**Aufgaben:**
- a) Wie viele Einfamilienhäuser wollte der Investor laut dem Bericht über das Bauvorhaben in Sudberg auf dem ehemaligen Firmengrundstück errichten?
- b) Schreiben Sie den Bericht über das Bauvorhaben an der Ecke Sudberger Straße/Schöppenberg im Anschluss an seinen letzten Satz weiter.
### Dokumentauszug ###
Cronenberger Woche vom 29/30.07.2005

Mehr oder weniger Häuser?

Erdreich unter alter Fabrik an der Ecke Sudberger Straße/Schöppenberg verseucht. Ein lohnendes Geschäft für den Bauträger?........

Rund einhundert Sudberger waren der Einladung zur Bürgerversammlung vor kurzem gefolgt

Sudberg. Hohe Wellen schlug der CW-Bericht über die letzte Sitzung der Bezirksvertretung, die sich mit einem geplanten Bauvorhaben an der Ecke Sudberger Straße / Schöppenberg befasst hatte. Für die Anwohner kam die Nachricht über eine mögliche Bebauung des besagten Grundstücks aus heiterem Himmel. 27 Einfamilienhäuser wollte ein Investor auf dem ehemaligen Firmengrundstück errichten – für die Sudberger ein Ding der Unmöglichkeit.
### Bereitgestellte Daten ###
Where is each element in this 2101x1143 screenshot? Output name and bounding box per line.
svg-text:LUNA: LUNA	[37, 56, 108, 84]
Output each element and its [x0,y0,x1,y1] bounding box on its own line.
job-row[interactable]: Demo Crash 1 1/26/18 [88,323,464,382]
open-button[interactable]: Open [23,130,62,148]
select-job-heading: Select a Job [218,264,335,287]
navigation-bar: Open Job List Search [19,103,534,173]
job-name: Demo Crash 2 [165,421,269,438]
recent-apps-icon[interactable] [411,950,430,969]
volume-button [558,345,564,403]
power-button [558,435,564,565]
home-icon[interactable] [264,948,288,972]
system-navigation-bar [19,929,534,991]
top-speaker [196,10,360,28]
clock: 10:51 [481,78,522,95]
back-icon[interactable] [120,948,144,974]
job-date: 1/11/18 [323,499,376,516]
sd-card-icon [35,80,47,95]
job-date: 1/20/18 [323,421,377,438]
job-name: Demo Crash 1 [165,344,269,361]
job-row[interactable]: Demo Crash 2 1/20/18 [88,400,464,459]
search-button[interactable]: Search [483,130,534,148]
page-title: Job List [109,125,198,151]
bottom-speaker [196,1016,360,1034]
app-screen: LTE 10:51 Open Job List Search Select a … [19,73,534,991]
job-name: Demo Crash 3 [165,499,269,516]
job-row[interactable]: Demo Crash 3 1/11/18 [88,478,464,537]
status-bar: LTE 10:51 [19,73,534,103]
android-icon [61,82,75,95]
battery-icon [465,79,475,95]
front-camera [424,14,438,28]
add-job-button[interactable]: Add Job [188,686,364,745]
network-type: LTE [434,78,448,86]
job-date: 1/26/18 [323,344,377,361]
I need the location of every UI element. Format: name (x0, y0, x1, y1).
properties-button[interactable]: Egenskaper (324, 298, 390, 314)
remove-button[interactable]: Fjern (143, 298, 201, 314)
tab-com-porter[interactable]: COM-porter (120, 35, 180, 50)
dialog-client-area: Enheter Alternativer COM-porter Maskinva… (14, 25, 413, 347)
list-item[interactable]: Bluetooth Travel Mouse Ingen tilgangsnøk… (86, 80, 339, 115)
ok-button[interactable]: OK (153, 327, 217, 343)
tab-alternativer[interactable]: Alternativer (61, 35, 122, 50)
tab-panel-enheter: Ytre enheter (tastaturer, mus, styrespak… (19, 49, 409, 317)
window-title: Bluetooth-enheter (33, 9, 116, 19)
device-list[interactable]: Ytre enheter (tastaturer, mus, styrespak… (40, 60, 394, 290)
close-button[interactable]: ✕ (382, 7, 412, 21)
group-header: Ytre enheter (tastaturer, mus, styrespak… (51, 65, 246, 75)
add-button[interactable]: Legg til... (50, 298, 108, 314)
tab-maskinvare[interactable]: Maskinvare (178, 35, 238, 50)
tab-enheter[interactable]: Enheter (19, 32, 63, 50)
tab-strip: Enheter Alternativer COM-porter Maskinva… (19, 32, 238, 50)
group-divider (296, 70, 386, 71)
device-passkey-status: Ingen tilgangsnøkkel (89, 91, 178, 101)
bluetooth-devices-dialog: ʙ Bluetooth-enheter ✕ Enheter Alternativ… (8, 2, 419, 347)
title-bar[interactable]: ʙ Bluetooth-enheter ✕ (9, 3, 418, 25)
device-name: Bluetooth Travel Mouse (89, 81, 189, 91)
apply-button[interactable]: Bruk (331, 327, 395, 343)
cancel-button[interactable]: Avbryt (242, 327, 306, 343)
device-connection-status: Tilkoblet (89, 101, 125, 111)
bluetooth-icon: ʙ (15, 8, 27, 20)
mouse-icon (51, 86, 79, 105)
###
**Lösungen:**
- a) 27 Einfamilienhäuser.

- b)
Eine eigens zu diesem Thema einberufene Bürgerversammlung konnte sich daher auch nicht über mangelnden Zulauf beklagen. Rund hundert Sudberger waren dem Aufruf gefolgt und ins Gewächshaus der Gärtnerei Knof gekommen. Schließlich ist auf Sudberg die Angst groß, dass der „dörfliche Charakter“ durch eine solch starke Bebauung sowie die Verbreiterung der Straßen im Baubereich verloren gehen könnte und zudem auch Verkehrsprobleme in Richtung Cronenberg vorprogrammiert seien.
Dem ursprünglichen Plan hatte die Bezirksvertretung ja bereits in ihrer Sitzung eine klare Absage erteilt. Eine dichte Wohnbebauung auf dem ehemaligen Firmengrundstück soll es demnach nicht geben. Doch schon bald war ein neuer Bauträger gefunden, der auf dem Gelände vier Doppelhäuser und vier bis fünf Einfamilienhäuser errichten möchte. Ganz im Sinne sicherlich der Sudberger. Diese bekräftigten ja auch auf ihrer Bürgerversammlung, dass sie nichts gegen eine moderate Wohnbebauung in diesem Bereich haben.
Doch bleibt die Frage, ob sich ein solches Projekt mit wenigen Häusern auf diesem Gelände rechnet. Da der Boden unter und hinter der ehemaligen Fabrik laut Gutachten mit Chromat und anderen gesundheitsgefährdenden Stoffen verseucht ist und nach CW-Informationen auch die alte Fabrik beim neuen Bauvorhaben erhalten bleiben soll, ist mit sicherlich nicht ganz unwesentlichen Kosten für die Entgiftung zu rechnen.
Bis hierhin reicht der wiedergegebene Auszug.